What you are asked to do: Provide the data again in its entirety, exactly as given.

Dataset items
::::::

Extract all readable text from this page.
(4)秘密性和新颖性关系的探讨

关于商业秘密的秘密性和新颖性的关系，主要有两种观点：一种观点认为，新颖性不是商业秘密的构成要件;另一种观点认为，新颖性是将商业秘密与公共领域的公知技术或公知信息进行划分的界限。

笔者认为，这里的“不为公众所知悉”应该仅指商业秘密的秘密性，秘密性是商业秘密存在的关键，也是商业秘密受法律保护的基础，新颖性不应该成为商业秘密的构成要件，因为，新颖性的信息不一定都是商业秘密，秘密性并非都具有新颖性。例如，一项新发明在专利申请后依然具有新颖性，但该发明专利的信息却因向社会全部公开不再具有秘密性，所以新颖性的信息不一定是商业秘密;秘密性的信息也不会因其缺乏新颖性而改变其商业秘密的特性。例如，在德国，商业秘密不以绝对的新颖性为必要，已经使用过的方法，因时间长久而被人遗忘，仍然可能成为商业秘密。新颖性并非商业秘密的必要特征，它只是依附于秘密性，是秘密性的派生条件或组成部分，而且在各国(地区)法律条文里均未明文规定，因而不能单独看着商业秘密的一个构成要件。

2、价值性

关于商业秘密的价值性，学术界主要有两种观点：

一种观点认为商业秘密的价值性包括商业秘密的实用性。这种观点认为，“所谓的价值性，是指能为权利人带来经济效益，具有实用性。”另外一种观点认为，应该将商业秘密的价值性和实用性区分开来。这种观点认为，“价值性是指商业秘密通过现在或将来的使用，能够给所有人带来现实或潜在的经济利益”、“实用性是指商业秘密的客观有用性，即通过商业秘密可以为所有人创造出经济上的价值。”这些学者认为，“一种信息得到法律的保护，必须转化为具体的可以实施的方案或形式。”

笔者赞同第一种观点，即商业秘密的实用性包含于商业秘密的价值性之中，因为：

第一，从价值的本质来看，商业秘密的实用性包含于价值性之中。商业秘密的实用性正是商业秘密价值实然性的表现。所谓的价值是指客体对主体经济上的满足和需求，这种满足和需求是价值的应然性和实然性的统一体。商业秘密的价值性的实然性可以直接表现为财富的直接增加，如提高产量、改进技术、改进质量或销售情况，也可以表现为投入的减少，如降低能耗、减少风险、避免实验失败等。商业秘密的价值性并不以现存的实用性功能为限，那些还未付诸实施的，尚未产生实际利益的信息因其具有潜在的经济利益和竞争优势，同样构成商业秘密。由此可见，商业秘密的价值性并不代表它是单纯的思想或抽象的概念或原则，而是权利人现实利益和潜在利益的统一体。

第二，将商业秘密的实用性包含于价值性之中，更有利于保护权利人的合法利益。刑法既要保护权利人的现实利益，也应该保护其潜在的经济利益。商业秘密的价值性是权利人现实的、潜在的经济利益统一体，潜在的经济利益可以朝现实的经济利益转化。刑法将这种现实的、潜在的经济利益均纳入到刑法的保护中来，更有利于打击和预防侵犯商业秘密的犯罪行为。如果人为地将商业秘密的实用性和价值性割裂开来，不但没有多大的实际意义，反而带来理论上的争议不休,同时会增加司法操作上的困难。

::::::

Final answer:
Extract all readable text from this page.
(4)秘密性和新颖性关系的探讨

关于商业秘密的秘密性和新颖性的关系，主要有两种观点：一种观点认为，新颖性不是商业秘密的构成要件;另一种观点认为，新颖性是将商业秘密与公共领域的公知技术或公知信息进行划分的界限。

笔者认为，这里的“不为公众所知悉”应该仅指商业秘密的秘密性，秘密性是商业秘密存在的关键，也是商业秘密受法律保护的基础，新颖性不应该成为商业秘密的构成要件，因为，新颖性的信息不一定都是商业秘密，秘密性并非都具有新颖性。例如，一项新发明在专利申请后依然具有新颖性，但该发明专利的信息却因向社会全部公开不再具有秘密性，所以新颖性的信息不一定是商业秘密;秘密性的信息也不会因其缺乏新颖性而改变其商业秘密的特性。例如，在德国，商业秘密不以绝对的新颖性为必要，已经使用过的方法，因时间长久而被人遗忘，仍然可能成为商业秘密。新颖性并非商业秘密的必要特征，它只是依附于秘密性，是秘密性的派生条件或组成部分，而且在各国(地区)法律条文里均未明文规定，因而不能单独看着商业秘密的一个构成要件。

2、价值性

关于商业秘密的价值性，学术界主要有两种观点：

一种观点认为商业秘密的价值性包括商业秘密的实用性。这种观点认为，“所谓的价值性，是指能为权利人带来经济效益，具有实用性。”另外一种观点认为，应该将商业秘密的价值性和实用性区分开来。这种观点认为，“价值性是指商业秘密通过现在或将来的使用，能够给所有人带来现实或潜在的经济利益”、“实用性是指商业秘密的客观有用性，即通过商业秘密可以为所有人创造出经济上的价值。”这些学者认为，“一种信息得到法律的保护，必须转化为具体的可以实施的方案或形式。”

笔者赞同第一种观点，即商业秘密的实用性包含于商业秘密的价值性之中，因为：

第一，从价值的本质来看，商业秘密的实用性包含于价值性之中。商业秘密的实用性正是商业秘密价值实然性的表现。所谓的价值是指客体对主体经济上的满足和需求，这种满足和需求是价值的应然性和实然性的统一体。商业秘密的价值性的实然性可以直接表现为财富的直接增加，如提高产量、改进技术、改进质量或销售情况，也可以表现为投入的减少，如降低能耗、减少风险、避免实验失败等。商业秘密的价值性并不以现存的实用性功能为限，那些还未付诸实施的，尚未产生实际利益的信息因其具有潜在的经济利益和竞争优势，同样构成商业秘密。由此可见，商业秘密的价值性并不代表它是单纯的思想或抽象的概念或原则，而是权利人现实利益和潜在利益的统一体。

第二，将商业秘密的实用性包含于价值性之中，更有利于保护权利人的合法利益。刑法既要保护权利人的现实利益，也应该保护其潜在的经济利益。商业秘密的价值性是权利人现实的、潜在的经济利益统一体，潜在的经济利益可以朝现实的经济利益转化。刑法将这种现实的、潜在的经济利益均纳入到刑法的保护中来，更有利于打击和预防侵犯商业秘密的犯罪行为。如果人为地将商业秘密的实用性和价值性割裂开来，不但没有多大的实际意义，反而带来理论上的争议不休,同时会增加司法操作上的困难。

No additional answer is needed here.